- **Information given**
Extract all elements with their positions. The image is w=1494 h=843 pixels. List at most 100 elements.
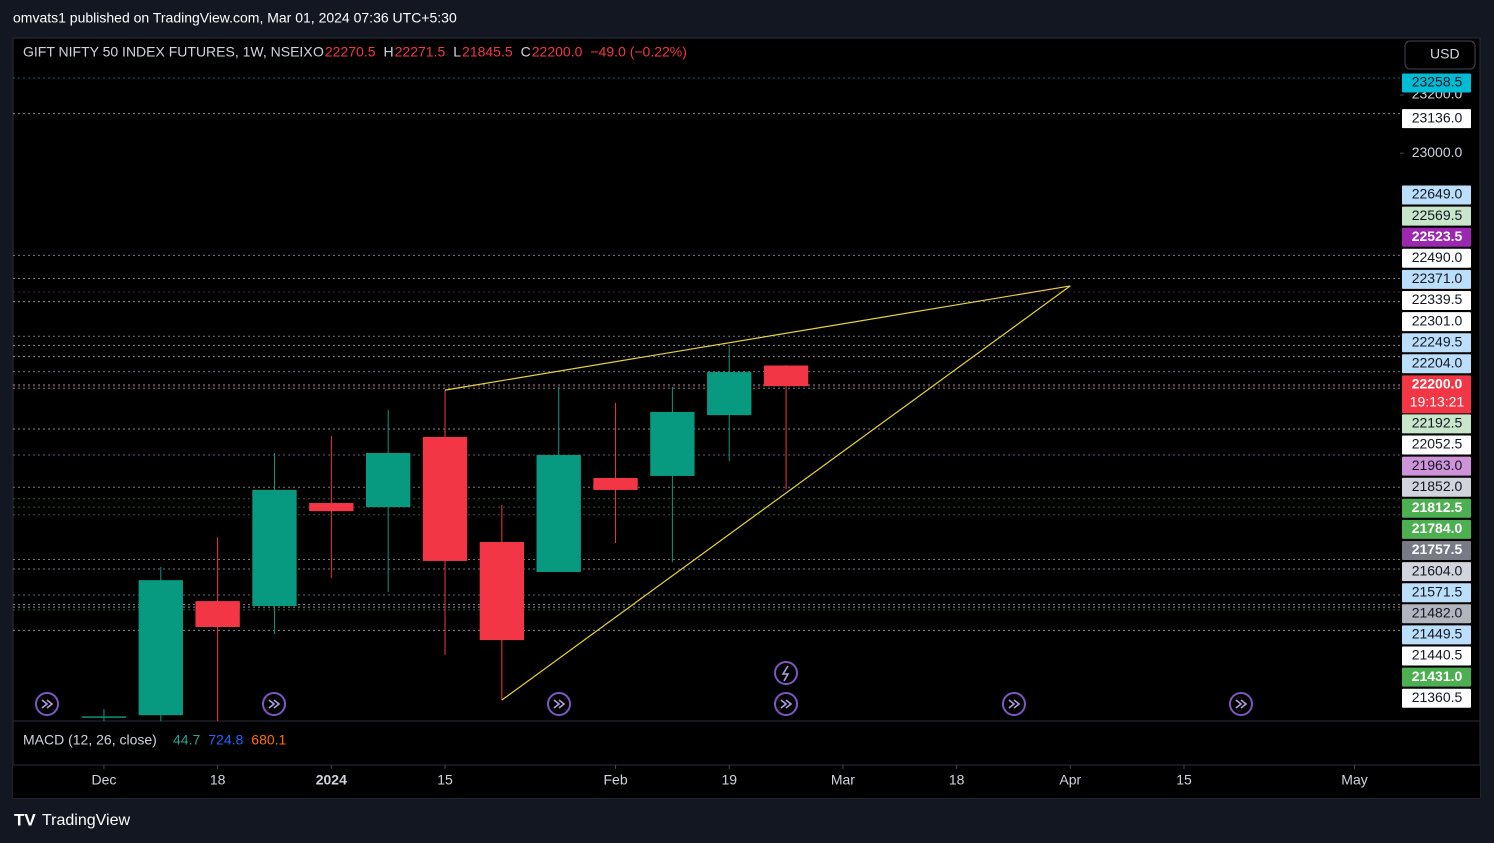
candle-body <box>422 436 468 561</box>
candle-body <box>195 601 240 627</box>
level-label-bg <box>1402 435 1471 455</box>
change: −49.0 (−0.22%) <box>590 44 687 60</box>
candle-body <box>81 716 127 718</box>
ohlc-value: 22200.0 <box>532 44 583 60</box>
level-label: 21757.5 <box>1412 541 1463 557</box>
ohlc-value: 22271.5 <box>395 44 446 60</box>
level-label-bg <box>1402 227 1471 247</box>
countdown: 19:13:21 <box>1410 394 1465 410</box>
level-label-bg <box>1402 333 1471 353</box>
level-label-bg <box>1402 206 1471 226</box>
level-label: 22301.0 <box>1412 312 1463 328</box>
x-tick-label: 18 <box>210 772 226 788</box>
level-label-bg <box>1402 354 1471 374</box>
level-label: 21431.0 <box>1412 668 1463 684</box>
level-label-bg <box>1402 477 1471 497</box>
trend-line <box>501 285 1071 701</box>
x-tick-label: Feb <box>603 772 627 788</box>
level-label: 21963.0 <box>1412 457 1463 473</box>
candle-body <box>309 503 354 512</box>
x-tick-label: 15 <box>1176 772 1192 788</box>
level-label-bg <box>1402 312 1471 332</box>
ohlc-key: O <box>313 44 324 60</box>
level-label-bg <box>1402 291 1471 310</box>
event-icon <box>35 692 59 716</box>
level-label: 22249.5 <box>1412 333 1463 349</box>
level-label: 22339.5 <box>1412 291 1463 307</box>
candle-body <box>479 542 525 641</box>
level-label-bg <box>1402 519 1471 539</box>
event-arrow <box>268 699 281 709</box>
level-label-bg <box>1402 583 1471 603</box>
level-label: 21360.5 <box>1412 689 1463 705</box>
event-icon <box>547 692 571 716</box>
event-arrow <box>1008 699 1021 709</box>
level-label-bg <box>1402 498 1471 518</box>
level-label-bg <box>1402 562 1471 582</box>
x-tick-label: May <box>1341 772 1367 788</box>
candle-body <box>138 580 183 716</box>
level-label-bg <box>1402 248 1471 268</box>
level-label-bg <box>1402 667 1471 687</box>
ohlc-key: C <box>521 44 531 60</box>
x-tick-label: 18 <box>949 772 965 788</box>
candle-body <box>366 452 411 508</box>
logo: TradingView <box>42 812 130 829</box>
chart-panel <box>12 37 1481 799</box>
candle-body <box>763 365 809 387</box>
level-label: 21604.0 <box>1412 562 1463 578</box>
level-label: 23136.0 <box>1412 109 1463 125</box>
level-label-bg <box>1402 688 1471 708</box>
level-label: 22052.5 <box>1412 436 1463 452</box>
level-label-bg <box>1402 109 1471 129</box>
level-label: 22371.0 <box>1412 270 1463 286</box>
level-label-bg <box>1402 625 1471 645</box>
macd-value: 724.8 <box>208 732 243 748</box>
x-tick-label: Mar <box>831 772 855 788</box>
level-label: 21482.0 <box>1412 605 1463 621</box>
level-label: 21812.5 <box>1412 499 1463 515</box>
level-label: 22649.0 <box>1412 186 1463 202</box>
ohlc-value: 22270.5 <box>325 44 376 60</box>
level-label-bg <box>1402 456 1471 476</box>
level-label: 22569.5 <box>1412 207 1463 223</box>
trend-line <box>444 285 1071 391</box>
logo-mark: TV <box>14 810 36 829</box>
currency-button[interactable] <box>1404 40 1476 70</box>
level-label-bg <box>1402 646 1471 666</box>
ohlc-value: 21845.5 <box>462 44 513 60</box>
event-icon <box>774 692 798 716</box>
currency[interactable]: USD <box>1430 46 1460 62</box>
event-icon <box>262 692 286 716</box>
level-label-bg <box>1402 414 1471 434</box>
macd-value: 680.1 <box>251 732 286 748</box>
level-label-bg <box>1402 73 1471 93</box>
x-tick-label: Dec <box>91 772 116 788</box>
ohlc-key: H <box>384 44 394 60</box>
level-label: 21440.5 <box>1412 647 1463 663</box>
event-arrow <box>1235 699 1248 709</box>
event-icon <box>1002 692 1026 716</box>
macd-value: 44.7 <box>173 732 200 748</box>
level-label: 21852.0 <box>1412 478 1463 494</box>
ohlc-key: L <box>453 44 461 60</box>
level-label-bg <box>1402 375 1471 414</box>
level-label-bg <box>1402 604 1471 624</box>
byline: omvats1 published on TradingView.com, Ma… <box>13 10 457 26</box>
level-label-bg <box>1402 269 1471 289</box>
level-label: 22523.5 <box>1412 228 1463 244</box>
level-label: 23258.5 <box>1412 74 1463 90</box>
time-axis <box>13 765 1480 798</box>
level-label: 21449.5 <box>1412 626 1463 642</box>
event-arrow <box>553 699 566 709</box>
x-tick-label: 15 <box>437 772 453 788</box>
candle-body <box>650 411 695 476</box>
x-tick-label: 19 <box>721 772 737 788</box>
level-label: 21784.0 <box>1412 520 1463 536</box>
level-label-bg <box>1402 541 1471 560</box>
event-arrow <box>780 699 793 709</box>
level-label-bg <box>1402 185 1471 205</box>
level-label: 22490.0 <box>1412 249 1463 265</box>
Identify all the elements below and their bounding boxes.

- **Task description**
Put the lines of the listing above into a JSON list of strings, one string per line with blank lines left out, beginning at the line that contains "candle-body <box>422 436 468 561</box>" and stopping after the line that contains "countdown: 19:13:21 <box>1410".

- **Reply**
[
  "candle-body <box>422 436 468 561</box>",
  "candle-body <box>195 601 240 627</box>",
  "level-label-bg <box>1402 435 1471 455</box>",
  "change: −49.0 (−0.22%) <box>590 44 687 60</box>",
  "candle-body <box>81 716 127 718</box>",
  "ohlc-value: 22200.0 <box>532 44 583 60</box>",
  "level-label: 21757.5 <box>1412 541 1463 557</box>",
  "ohlc-value: 22271.5 <box>395 44 446 60</box>",
  "level-label-bg <box>1402 227 1471 247</box>",
  "countdown: 19:13:21 <box>1410 394 1465 410</box>"
]